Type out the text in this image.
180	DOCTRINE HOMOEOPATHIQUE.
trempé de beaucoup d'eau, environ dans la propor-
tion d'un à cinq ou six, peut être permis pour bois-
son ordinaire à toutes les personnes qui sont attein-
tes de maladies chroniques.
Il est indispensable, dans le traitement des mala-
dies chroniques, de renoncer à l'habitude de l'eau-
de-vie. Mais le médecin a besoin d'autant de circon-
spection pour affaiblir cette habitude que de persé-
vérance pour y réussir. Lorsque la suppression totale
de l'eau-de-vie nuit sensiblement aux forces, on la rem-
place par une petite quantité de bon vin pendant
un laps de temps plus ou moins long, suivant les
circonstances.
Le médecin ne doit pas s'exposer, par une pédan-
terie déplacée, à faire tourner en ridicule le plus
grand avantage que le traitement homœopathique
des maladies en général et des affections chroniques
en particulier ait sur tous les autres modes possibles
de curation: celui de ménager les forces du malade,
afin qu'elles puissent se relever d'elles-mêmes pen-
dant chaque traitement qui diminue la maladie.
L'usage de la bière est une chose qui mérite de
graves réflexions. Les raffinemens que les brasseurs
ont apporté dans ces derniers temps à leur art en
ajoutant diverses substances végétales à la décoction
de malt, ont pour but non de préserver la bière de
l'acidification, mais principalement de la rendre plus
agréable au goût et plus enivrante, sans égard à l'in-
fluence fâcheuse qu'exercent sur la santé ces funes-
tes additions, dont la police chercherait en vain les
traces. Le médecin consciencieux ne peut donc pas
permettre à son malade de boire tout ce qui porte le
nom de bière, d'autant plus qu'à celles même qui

■ ■ ■ ■ ■ ■ ■

What to work on: Output each record precisely as given.

Written answer:
Type out the text in this image.
180	DOCTRINE HOMOEOPATHIQUE.
trempé de beaucoup d'eau, environ dans la propor-
tion d'un à cinq ou six, peut être permis pour bois-
son ordinaire à toutes les personnes qui sont attein-
tes de maladies chroniques.
Il est indispensable, dans le traitement des mala-
dies chroniques, de renoncer à l'habitude de l'eau-
de-vie. Mais le médecin a besoin d'autant de circon-
spection pour affaiblir cette habitude que de persé-
vérance pour y réussir. Lorsque la suppression totale
de l'eau-de-vie nuit sensiblement aux forces, on la rem-
place par une petite quantité de bon vin pendant
un laps de temps plus ou moins long, suivant les
circonstances.
Le médecin ne doit pas s'exposer, par une pédan-
terie déplacée, à faire tourner en ridicule le plus
grand avantage que le traitement homœopathique
des maladies en général et des affections chroniques
en particulier ait sur tous les autres modes possibles
de curation: celui de ménager les forces du malade,
afin qu'elles puissent se relever d'elles-mêmes pen-
dant chaque traitement qui diminue la maladie.
L'usage de la bière est une chose qui mérite de
graves réflexions. Les raffinemens que les brasseurs
ont apporté dans ces derniers temps à leur art en
ajoutant diverses substances végétales à la décoction
de malt, ont pour but non de préserver la bière de
l'acidification, mais principalement de la rendre plus
agréable au goût et plus enivrante, sans égard à l'in-
fluence fâcheuse qu'exercent sur la santé ces funes-
tes additions, dont la police chercherait en vain les
traces. Le médecin consciencieux ne peut donc pas
permettre à son malade de boire tout ce qui porte le
nom de bière, d'autant plus qu'à celles même qui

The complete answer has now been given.